# Start of PROVIDED RECORDS

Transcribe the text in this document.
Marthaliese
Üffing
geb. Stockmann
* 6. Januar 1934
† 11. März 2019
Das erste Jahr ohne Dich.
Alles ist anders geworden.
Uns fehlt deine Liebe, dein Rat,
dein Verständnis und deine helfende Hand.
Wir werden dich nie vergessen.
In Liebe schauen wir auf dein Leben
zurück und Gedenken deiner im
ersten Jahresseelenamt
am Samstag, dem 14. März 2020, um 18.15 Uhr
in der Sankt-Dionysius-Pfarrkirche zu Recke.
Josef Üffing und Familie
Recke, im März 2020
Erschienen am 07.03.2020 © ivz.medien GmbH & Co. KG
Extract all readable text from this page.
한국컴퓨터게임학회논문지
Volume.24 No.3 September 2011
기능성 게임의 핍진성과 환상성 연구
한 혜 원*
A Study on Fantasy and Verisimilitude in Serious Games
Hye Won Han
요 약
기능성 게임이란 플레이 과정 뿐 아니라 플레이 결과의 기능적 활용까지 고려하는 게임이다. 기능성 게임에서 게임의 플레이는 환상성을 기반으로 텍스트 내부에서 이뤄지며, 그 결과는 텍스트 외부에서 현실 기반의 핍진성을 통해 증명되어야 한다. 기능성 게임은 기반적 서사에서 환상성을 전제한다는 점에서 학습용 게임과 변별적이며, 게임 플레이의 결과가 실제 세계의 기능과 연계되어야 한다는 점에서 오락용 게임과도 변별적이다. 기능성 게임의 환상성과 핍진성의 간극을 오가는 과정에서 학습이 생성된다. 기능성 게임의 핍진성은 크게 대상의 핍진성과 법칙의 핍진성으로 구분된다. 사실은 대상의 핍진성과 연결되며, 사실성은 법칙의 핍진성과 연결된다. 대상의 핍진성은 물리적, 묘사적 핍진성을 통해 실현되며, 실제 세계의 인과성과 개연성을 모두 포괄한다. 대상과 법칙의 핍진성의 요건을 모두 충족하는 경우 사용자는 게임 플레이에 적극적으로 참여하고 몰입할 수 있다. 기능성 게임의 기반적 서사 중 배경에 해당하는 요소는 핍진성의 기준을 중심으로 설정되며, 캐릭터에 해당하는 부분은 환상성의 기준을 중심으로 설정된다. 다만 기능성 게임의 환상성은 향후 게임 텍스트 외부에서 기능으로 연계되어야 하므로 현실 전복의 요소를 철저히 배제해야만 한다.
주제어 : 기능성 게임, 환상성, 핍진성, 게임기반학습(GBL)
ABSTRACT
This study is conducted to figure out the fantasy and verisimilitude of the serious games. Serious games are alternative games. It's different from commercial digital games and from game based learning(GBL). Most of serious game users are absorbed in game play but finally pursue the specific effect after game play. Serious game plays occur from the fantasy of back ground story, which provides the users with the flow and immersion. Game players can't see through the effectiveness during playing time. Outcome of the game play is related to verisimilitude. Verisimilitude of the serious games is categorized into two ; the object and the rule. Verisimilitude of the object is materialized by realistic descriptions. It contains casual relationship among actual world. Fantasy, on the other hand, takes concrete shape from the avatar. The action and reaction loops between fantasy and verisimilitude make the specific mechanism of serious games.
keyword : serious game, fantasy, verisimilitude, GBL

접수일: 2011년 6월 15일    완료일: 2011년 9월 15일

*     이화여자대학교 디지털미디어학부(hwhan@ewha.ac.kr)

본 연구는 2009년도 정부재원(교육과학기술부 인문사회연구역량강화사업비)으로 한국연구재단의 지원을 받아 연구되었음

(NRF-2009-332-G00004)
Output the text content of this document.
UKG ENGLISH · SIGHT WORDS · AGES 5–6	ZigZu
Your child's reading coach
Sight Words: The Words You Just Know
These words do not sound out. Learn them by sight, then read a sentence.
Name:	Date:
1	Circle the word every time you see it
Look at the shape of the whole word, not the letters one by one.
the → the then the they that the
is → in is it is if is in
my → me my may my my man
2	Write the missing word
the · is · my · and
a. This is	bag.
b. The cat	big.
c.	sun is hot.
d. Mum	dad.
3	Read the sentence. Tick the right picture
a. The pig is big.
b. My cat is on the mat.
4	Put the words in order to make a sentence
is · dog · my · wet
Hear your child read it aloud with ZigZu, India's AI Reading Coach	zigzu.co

# End of PROVIDED RECORDS

TASK DETAILS: Reproduce the material above, every line of it, exactly.

FULL SOLUTION:
Transcribe the text in this document.
Marthaliese
Üffing
geb. Stockmann
* 6. Januar 1934
† 11. März 2019
Das erste Jahr ohne Dich.
Alles ist anders geworden.
Uns fehlt deine Liebe, dein Rat,
dein Verständnis und deine helfende Hand.
Wir werden dich nie vergessen.
In Liebe schauen wir auf dein Leben
zurück und Gedenken deiner im
ersten Jahresseelenamt
am Samstag, dem 14. März 2020, um 18.15 Uhr
in der Sankt-Dionysius-Pfarrkirche zu Recke.
Josef Üffing und Familie
Recke, im März 2020
Erschienen am 07.03.2020 © ivz.medien GmbH & Co. KG
Extract all readable text from this page.
한국컴퓨터게임학회논문지
Volume.24 No.3 September 2011
기능성 게임의 핍진성과 환상성 연구
한 혜 원*
A Study on Fantasy and Verisimilitude in Serious Games
Hye Won Han
요 약
기능성 게임이란 플레이 과정 뿐 아니라 플레이 결과의 기능적 활용까지 고려하는 게임이다. 기능성 게임에서 게임의 플레이는 환상성을 기반으로 텍스트 내부에서 이뤄지며, 그 결과는 텍스트 외부에서 현실 기반의 핍진성을 통해 증명되어야 한다. 기능성 게임은 기반적 서사에서 환상성을 전제한다는 점에서 학습용 게임과 변별적이며, 게임 플레이의 결과가 실제 세계의 기능과 연계되어야 한다는 점에서 오락용 게임과도 변별적이다. 기능성 게임의 환상성과 핍진성의 간극을 오가는 과정에서 학습이 생성된다. 기능성 게임의 핍진성은 크게 대상의 핍진성과 법칙의 핍진성으로 구분된다. 사실은 대상의 핍진성과 연결되며, 사실성은 법칙의 핍진성과 연결된다. 대상의 핍진성은 물리적, 묘사적 핍진성을 통해 실현되며, 실제 세계의 인과성과 개연성을 모두 포괄한다. 대상과 법칙의 핍진성의 요건을 모두 충족하는 경우 사용자는 게임 플레이에 적극적으로 참여하고 몰입할 수 있다. 기능성 게임의 기반적 서사 중 배경에 해당하는 요소는 핍진성의 기준을 중심으로 설정되며, 캐릭터에 해당하는 부분은 환상성의 기준을 중심으로 설정된다. 다만 기능성 게임의 환상성은 향후 게임 텍스트 외부에서 기능으로 연계되어야 하므로 현실 전복의 요소를 철저히 배제해야만 한다.
주제어 : 기능성 게임, 환상성, 핍진성, 게임기반학습(GBL)
ABSTRACT
This study is conducted to figure out the fantasy and verisimilitude of the serious games. Serious games are alternative games. It's different from commercial digital games and from game based learning(GBL). Most of serious game users are absorbed in game play but finally pursue the specific effect after game play. Serious game plays occur from the fantasy of back ground story, which provides the users with the flow and immersion. Game players can't see through the effectiveness during playing time. Outcome of the game play is related to verisimilitude. Verisimilitude of the serious games is categorized into two ; the object and the rule. Verisimilitude of the object is materialized by realistic descriptions. It contains casual relationship among actual world. Fantasy, on the other hand, takes concrete shape from the avatar. The action and reaction loops between fantasy and verisimilitude make the specific mechanism of serious games.
keyword : serious game, fantasy, verisimilitude, GBL

접수일: 2011년 6월 15일    완료일: 2011년 9월 15일

*     이화여자대학교 디지털미디어학부(hwhan@ewha.ac.kr)

본 연구는 2009년도 정부재원(교육과학기술부 인문사회연구역량강화사업비)으로 한국연구재단의 지원을 받아 연구되었음

(NRF-2009-332-G00004)
Output the text content of this document.
UKG ENGLISH · SIGHT WORDS · AGES 5–6	ZigZu
Your child's reading coach
Sight Words: The Words You Just Know
These words do not sound out. Learn them by sight, then read a sentence.
Name:	Date:
1	Circle the word every time you see it
Look at the shape of the whole word, not the letters one by one.
the → the then the they that the
is → in is it is if is in
my → me my may my my man
2	Write the missing word
the · is · my · and
a. This is	bag.
b. The cat	big.
c.	sun is hot.
d. Mum	dad.
3	Read the sentence. Tick the right picture
a. The pig is big.
b. My cat is on the mat.
4	Put the words in order to make a sentence
is · dog · my · wet
Hear your child read it aloud with ZigZu, India's AI Reading Coach	zigzu.co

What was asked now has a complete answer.